What to work on:
Write out every entry precisely as given, leaving the pictures out.

— start Material provided —

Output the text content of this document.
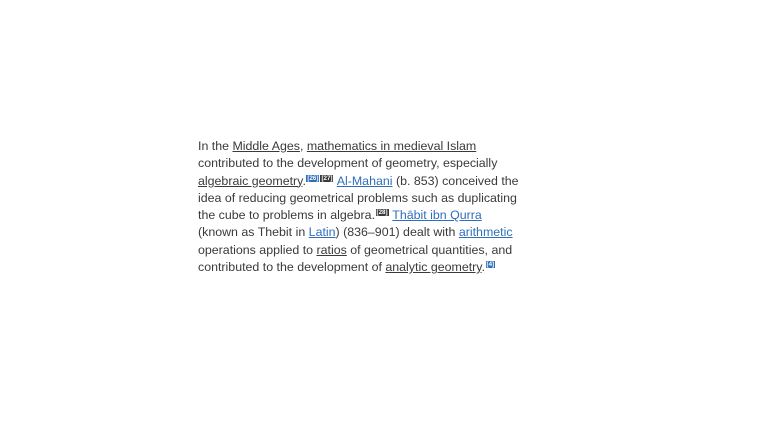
In the Middle Ages, mathematics in medieval Islam
contributed to the development of geometry, especially
algebraic geometry. [26] [27] Al-Mahani (b. 853) conceived the
idea of reducing geometrical problems such as duplicating
the cube to problems in algebra. [28] Thābit ibn Qurra
(known as Thebit in Latin) (836–901) dealt with arithmetic
operations applied to ratios of geometrical quantities, and
contributed to the development of analytic geometry. [4]
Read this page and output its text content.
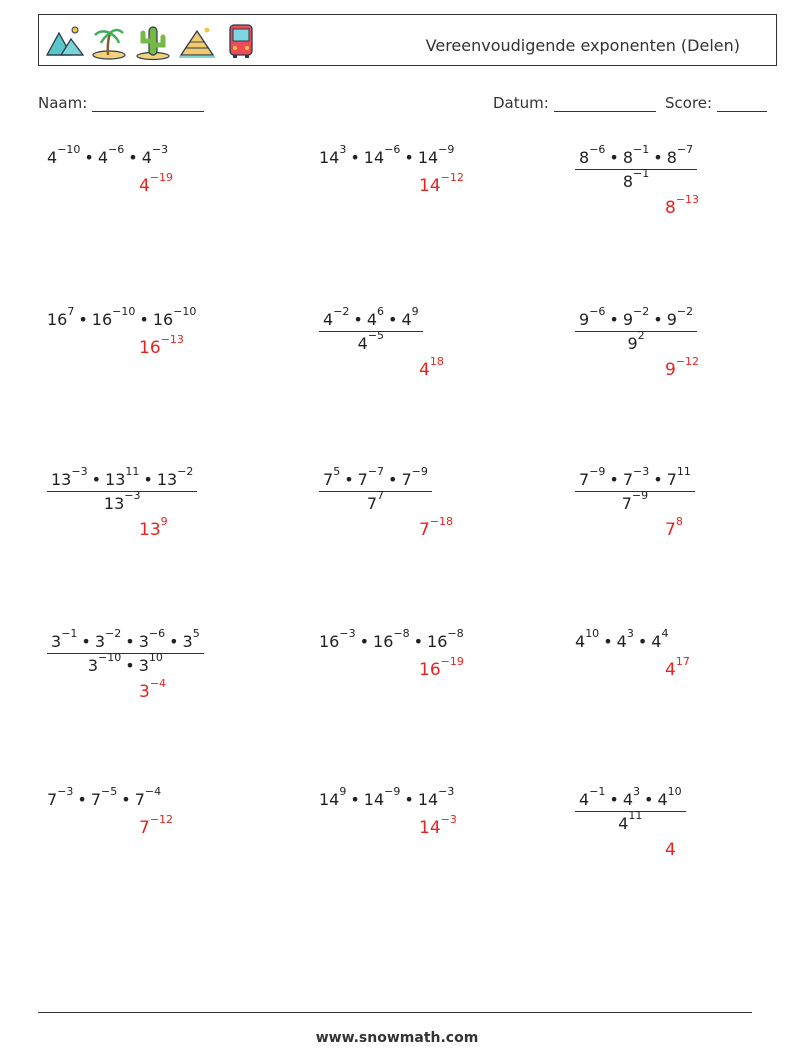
Vereenvoudigende exponenten (Delen)
Naam:	Datum:	Score:
$4^{-10}$ • $4^{-6}$ • $4^{-3}$
$4^{-19}$
$14^3$ • $14^{-6}$ • $14^{-9}$
$14^{-12}$	$\frac{8^{-6} • 8^{-1} • 8^{-7}}{8^{-1}}$
$8^{-13}$
$16^7$ • $16^{-10}$ • $16^{-10}$
$16^{-13}$	$\frac{4^{-2} • 4^6 • 4^9}{4^{-5}}$
$4^{18}$
$\frac{9^{-6} • 9^{-2} • 9^{-2}}{9^2}$
$9^{-12}$
$\frac{13^{-3} • 13^{11} • 13^{-2}}{13^{-3}}$
$13^9$
$\frac{7^5 • 7^{-7} • 7^{-9}}{7^7}$
$7^{-18}$
$\frac{7^{-9} • 7^{-3} • 7^{11}}{7^{-9}}$
$7^8$
$\frac{3^{-1} • 3^{-2} • 3^{-6} • 3^5}{3^{-10} • 3^{10}}$
$3^{-4}$
$16^{-3}$ • $16^{-8}$ • $16^{-8}$
$16^{-19}$
$4^{10}$ • $4^3$ • $4^4$
$4^{17}$
$7^{-3}$ • $7^{-5}$ • $7^{-4}$
$7^{-12}$
$14^9$ • $14^{-9}$ • $14^{-3}$
$14^{-3}$	$\frac{4^{-1} • 4^3 • 4^{10}}{4^{11}}$
4
www.snowmath.com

— end Material provided —

The reply:
Output the text content of this document.
In the Middle Ages, mathematics in medieval Islam
contributed to the development of geometry, especially
algebraic geometry. [26] [27] Al-Mahani (b. 853) conceived the
idea of reducing geometrical problems such as duplicating
the cube to problems in algebra. [28] Thābit ibn Qurra
(known as Thebit in Latin) (836–901) dealt with arithmetic
operations applied to ratios of geometrical quantities, and
contributed to the development of analytic geometry. [4]
Read this page and output its text content.
Vereenvoudigende exponenten (Delen)
Naam:	Datum:	Score:
$4^{-10}$ • $4^{-6}$ • $4^{-3}$
$4^{-19}$
$14^3$ • $14^{-6}$ • $14^{-9}$
$14^{-12}$	$\frac{8^{-6} • 8^{-1} • 8^{-7}}{8^{-1}}$
$8^{-13}$
$16^7$ • $16^{-10}$ • $16^{-10}$
$16^{-13}$	$\frac{4^{-2} • 4^6 • 4^9}{4^{-5}}$
$4^{18}$
$\frac{9^{-6} • 9^{-2} • 9^{-2}}{9^2}$
$9^{-12}$
$\frac{13^{-3} • 13^{11} • 13^{-2}}{13^{-3}}$
$13^9$
$\frac{7^5 • 7^{-7} • 7^{-9}}{7^7}$
$7^{-18}$
$\frac{7^{-9} • 7^{-3} • 7^{11}}{7^{-9}}$
$7^8$
$\frac{3^{-1} • 3^{-2} • 3^{-6} • 3^5}{3^{-10} • 3^{10}}$
$3^{-4}$
$16^{-3}$ • $16^{-8}$ • $16^{-8}$
$16^{-19}$
$4^{10}$ • $4^3$ • $4^4$
$4^{17}$
$7^{-3}$ • $7^{-5}$ • $7^{-4}$
$7^{-12}$
$14^9$ • $14^{-9}$ • $14^{-3}$
$14^{-3}$	$\frac{4^{-1} • 4^3 • 4^{10}}{4^{11}}$
4
www.snowmath.com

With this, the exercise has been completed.